▶ Given task: Look through the entries and report how many lines include the word "page". Give the number alone.

▶ Recorded data:
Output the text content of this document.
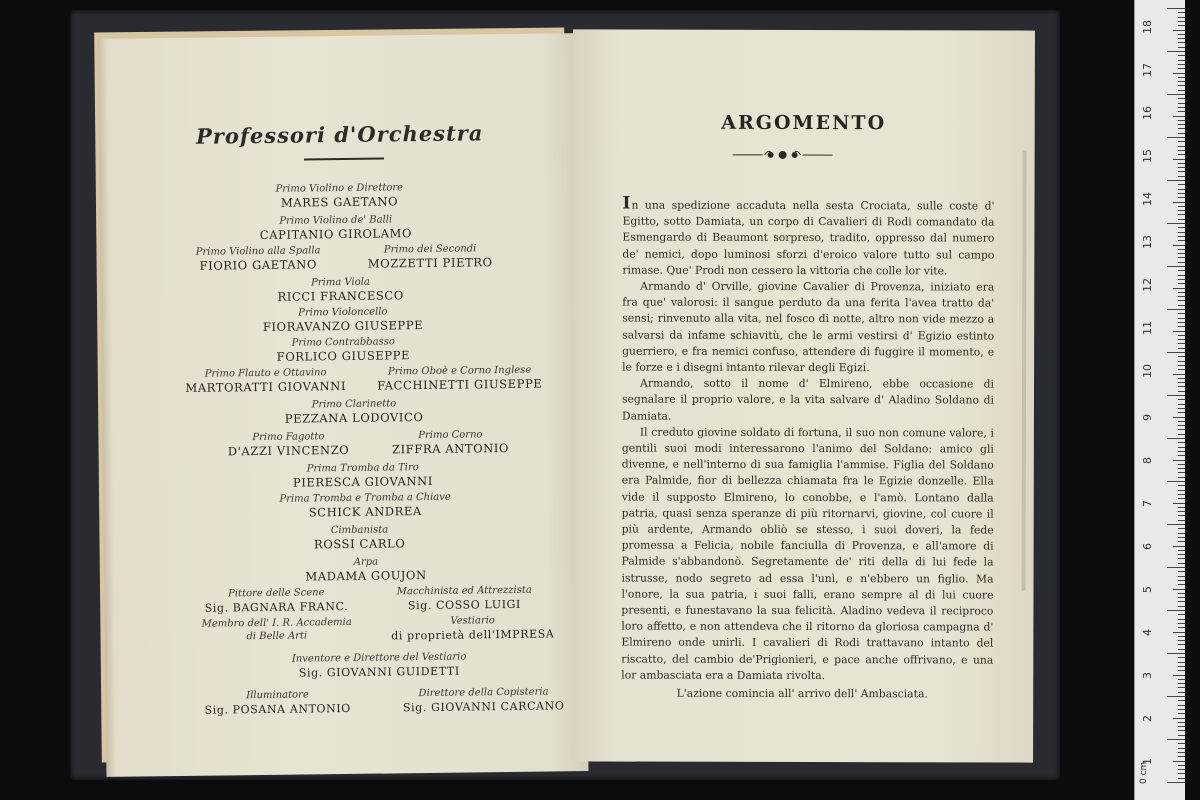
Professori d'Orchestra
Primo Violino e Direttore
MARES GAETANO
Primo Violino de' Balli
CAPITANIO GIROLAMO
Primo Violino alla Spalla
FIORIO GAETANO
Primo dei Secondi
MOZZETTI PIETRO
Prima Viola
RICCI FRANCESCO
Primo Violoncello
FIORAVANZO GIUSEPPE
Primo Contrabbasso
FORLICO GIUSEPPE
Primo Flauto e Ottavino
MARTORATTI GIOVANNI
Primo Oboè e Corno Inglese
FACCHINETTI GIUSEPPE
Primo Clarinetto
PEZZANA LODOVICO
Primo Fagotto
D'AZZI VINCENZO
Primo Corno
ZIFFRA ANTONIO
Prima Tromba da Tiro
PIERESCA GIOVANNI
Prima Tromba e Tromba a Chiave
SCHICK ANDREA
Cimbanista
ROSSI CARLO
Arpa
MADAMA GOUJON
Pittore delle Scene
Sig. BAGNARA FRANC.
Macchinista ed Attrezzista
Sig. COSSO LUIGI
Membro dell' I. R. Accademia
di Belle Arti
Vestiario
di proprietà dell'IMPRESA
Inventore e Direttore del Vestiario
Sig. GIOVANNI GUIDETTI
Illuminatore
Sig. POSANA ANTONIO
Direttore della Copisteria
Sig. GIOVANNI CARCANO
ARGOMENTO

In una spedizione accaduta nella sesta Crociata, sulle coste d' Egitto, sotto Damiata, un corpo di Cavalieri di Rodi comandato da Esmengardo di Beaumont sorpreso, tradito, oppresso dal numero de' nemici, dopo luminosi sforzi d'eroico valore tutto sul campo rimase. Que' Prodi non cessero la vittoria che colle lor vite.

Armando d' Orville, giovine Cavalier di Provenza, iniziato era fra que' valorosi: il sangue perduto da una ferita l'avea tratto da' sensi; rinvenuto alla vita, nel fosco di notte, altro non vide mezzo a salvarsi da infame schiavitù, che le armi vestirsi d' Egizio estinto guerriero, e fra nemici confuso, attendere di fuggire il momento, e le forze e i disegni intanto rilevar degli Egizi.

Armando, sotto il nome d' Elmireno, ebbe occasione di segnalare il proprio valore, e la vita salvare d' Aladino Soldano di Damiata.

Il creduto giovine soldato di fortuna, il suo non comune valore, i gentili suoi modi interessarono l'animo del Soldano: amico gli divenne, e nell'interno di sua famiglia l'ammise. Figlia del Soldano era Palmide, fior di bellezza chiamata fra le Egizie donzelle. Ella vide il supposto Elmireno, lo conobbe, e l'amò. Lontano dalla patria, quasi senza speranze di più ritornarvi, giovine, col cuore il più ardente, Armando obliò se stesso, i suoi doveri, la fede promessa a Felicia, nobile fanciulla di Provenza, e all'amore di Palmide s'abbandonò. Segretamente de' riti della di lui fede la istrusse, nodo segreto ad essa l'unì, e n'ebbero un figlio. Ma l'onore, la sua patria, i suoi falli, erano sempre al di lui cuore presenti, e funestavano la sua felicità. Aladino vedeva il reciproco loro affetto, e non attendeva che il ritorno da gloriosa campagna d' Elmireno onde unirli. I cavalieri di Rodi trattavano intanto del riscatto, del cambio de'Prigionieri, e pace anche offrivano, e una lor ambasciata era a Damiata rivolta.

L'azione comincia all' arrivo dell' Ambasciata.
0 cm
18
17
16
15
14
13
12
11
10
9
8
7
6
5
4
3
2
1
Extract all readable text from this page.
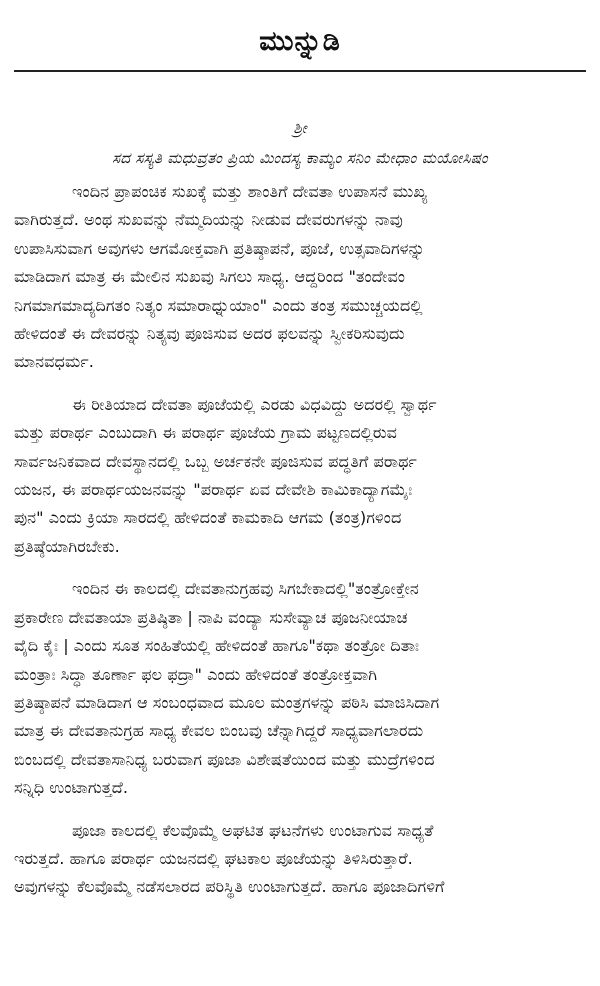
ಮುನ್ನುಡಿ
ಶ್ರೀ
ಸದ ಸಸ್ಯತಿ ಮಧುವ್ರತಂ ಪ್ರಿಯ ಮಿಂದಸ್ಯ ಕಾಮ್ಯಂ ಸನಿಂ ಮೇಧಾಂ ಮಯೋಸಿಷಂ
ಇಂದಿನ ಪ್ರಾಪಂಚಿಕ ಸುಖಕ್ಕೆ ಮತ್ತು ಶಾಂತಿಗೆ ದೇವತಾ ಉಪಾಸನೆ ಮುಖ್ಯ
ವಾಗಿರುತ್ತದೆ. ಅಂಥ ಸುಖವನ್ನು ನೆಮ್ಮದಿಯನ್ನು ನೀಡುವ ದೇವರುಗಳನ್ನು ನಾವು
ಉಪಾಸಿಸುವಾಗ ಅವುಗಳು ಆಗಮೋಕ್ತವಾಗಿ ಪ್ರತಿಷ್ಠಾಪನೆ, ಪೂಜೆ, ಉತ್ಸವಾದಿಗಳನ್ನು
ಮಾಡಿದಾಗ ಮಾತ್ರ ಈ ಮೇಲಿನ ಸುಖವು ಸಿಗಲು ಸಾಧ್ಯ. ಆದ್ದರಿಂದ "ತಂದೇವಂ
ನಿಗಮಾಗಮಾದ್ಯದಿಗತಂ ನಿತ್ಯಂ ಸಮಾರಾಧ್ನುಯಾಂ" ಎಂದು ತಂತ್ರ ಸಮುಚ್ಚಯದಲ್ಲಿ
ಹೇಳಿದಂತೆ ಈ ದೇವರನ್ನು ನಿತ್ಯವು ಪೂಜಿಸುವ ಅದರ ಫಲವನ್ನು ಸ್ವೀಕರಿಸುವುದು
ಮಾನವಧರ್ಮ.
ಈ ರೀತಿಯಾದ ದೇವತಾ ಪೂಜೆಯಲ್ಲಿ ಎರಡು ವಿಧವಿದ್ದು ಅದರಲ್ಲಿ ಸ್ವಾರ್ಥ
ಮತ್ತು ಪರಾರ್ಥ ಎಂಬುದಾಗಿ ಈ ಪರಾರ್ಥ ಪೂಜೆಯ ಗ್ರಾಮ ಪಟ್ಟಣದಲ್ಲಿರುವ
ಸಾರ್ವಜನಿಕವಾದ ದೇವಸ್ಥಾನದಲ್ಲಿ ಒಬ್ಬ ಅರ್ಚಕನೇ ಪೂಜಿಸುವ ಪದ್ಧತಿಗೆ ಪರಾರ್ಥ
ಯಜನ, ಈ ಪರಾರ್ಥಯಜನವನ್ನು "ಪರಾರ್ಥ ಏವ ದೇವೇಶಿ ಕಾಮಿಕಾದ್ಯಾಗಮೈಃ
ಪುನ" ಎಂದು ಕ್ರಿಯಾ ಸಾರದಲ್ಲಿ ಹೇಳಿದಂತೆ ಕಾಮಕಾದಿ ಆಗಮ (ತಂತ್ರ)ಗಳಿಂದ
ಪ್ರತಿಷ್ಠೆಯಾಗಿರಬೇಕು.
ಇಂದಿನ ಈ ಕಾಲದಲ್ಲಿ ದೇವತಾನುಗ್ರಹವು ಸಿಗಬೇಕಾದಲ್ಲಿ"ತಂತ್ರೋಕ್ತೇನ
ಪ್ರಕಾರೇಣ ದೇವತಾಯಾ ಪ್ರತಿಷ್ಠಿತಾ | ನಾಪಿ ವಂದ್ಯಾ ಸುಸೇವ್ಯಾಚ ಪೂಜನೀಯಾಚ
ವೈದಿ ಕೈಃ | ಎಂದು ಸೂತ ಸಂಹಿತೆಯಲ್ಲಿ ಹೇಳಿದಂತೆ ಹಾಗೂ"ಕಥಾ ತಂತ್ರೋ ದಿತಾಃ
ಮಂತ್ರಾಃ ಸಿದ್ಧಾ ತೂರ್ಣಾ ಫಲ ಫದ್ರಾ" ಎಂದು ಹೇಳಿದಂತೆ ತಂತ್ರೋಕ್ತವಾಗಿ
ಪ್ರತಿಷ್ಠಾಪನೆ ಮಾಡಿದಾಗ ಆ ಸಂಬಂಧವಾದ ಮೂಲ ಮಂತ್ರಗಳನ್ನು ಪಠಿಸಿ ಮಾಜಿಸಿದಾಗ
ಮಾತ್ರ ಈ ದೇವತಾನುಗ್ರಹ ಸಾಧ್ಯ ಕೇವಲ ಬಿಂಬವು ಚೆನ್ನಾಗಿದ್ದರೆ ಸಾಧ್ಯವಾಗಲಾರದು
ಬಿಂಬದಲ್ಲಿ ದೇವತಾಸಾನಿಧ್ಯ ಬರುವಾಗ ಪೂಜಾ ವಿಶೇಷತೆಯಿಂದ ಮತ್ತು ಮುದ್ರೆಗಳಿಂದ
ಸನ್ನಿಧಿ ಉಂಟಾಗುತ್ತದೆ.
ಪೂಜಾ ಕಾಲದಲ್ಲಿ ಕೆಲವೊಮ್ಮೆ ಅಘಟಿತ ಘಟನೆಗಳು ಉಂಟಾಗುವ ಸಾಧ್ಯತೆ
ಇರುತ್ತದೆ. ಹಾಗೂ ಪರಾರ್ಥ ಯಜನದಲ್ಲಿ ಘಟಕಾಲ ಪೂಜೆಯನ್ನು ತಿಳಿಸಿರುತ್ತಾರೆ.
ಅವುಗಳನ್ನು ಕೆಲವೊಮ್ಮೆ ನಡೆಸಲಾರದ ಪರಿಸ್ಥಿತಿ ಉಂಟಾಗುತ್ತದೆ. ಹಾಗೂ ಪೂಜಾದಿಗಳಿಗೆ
--
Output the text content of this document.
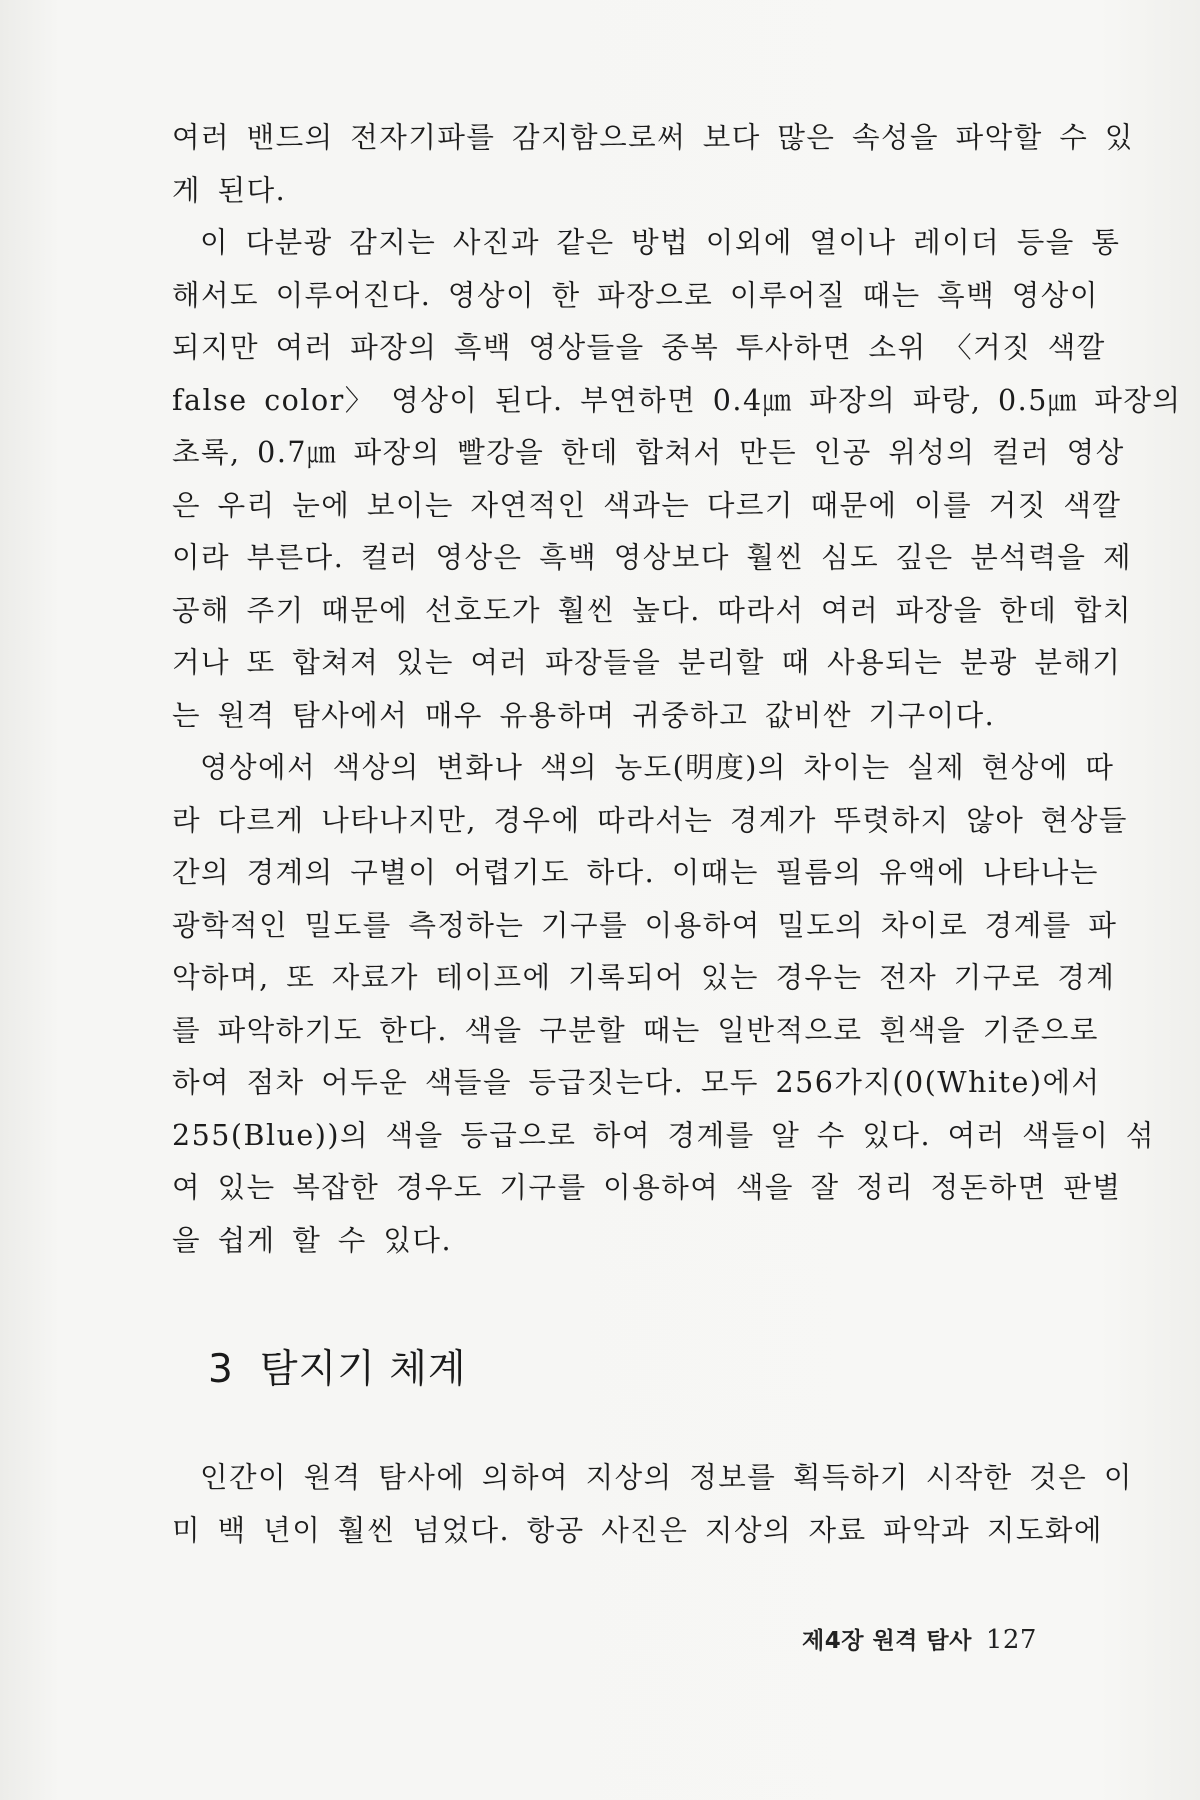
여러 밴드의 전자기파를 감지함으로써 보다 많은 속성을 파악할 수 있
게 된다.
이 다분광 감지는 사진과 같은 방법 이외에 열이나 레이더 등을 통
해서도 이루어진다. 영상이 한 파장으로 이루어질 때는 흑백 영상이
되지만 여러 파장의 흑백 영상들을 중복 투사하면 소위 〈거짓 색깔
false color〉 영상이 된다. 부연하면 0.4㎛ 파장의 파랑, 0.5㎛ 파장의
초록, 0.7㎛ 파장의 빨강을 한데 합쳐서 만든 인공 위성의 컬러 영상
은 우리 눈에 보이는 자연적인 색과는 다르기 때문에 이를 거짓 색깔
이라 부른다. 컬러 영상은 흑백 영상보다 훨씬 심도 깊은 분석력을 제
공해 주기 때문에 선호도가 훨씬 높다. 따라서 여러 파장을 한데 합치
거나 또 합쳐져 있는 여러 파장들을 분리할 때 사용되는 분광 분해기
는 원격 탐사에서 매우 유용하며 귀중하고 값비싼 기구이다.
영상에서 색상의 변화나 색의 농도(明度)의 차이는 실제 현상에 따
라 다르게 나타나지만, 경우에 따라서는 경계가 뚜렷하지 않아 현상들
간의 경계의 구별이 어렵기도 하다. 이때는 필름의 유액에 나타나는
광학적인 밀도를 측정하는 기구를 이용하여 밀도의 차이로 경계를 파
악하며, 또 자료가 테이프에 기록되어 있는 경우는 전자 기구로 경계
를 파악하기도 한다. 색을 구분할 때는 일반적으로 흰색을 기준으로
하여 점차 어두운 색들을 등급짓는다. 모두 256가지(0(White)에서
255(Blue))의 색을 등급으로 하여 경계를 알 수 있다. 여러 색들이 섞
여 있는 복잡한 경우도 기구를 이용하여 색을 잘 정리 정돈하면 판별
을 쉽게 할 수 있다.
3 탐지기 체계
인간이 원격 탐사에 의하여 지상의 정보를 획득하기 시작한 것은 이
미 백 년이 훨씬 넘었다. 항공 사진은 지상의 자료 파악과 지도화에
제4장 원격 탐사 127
---
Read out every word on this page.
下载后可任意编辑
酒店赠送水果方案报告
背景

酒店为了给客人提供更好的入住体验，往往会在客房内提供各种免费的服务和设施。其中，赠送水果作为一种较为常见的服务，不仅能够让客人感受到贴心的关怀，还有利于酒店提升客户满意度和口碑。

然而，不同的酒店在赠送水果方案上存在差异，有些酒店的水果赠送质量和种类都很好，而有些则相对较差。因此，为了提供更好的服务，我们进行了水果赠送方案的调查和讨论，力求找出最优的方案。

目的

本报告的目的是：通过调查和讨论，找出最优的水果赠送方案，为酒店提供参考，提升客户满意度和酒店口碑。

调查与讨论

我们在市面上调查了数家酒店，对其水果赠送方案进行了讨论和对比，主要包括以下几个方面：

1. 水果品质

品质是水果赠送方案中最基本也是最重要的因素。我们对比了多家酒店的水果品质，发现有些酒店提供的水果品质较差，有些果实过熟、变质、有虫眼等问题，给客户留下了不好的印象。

▶ Full answer: 2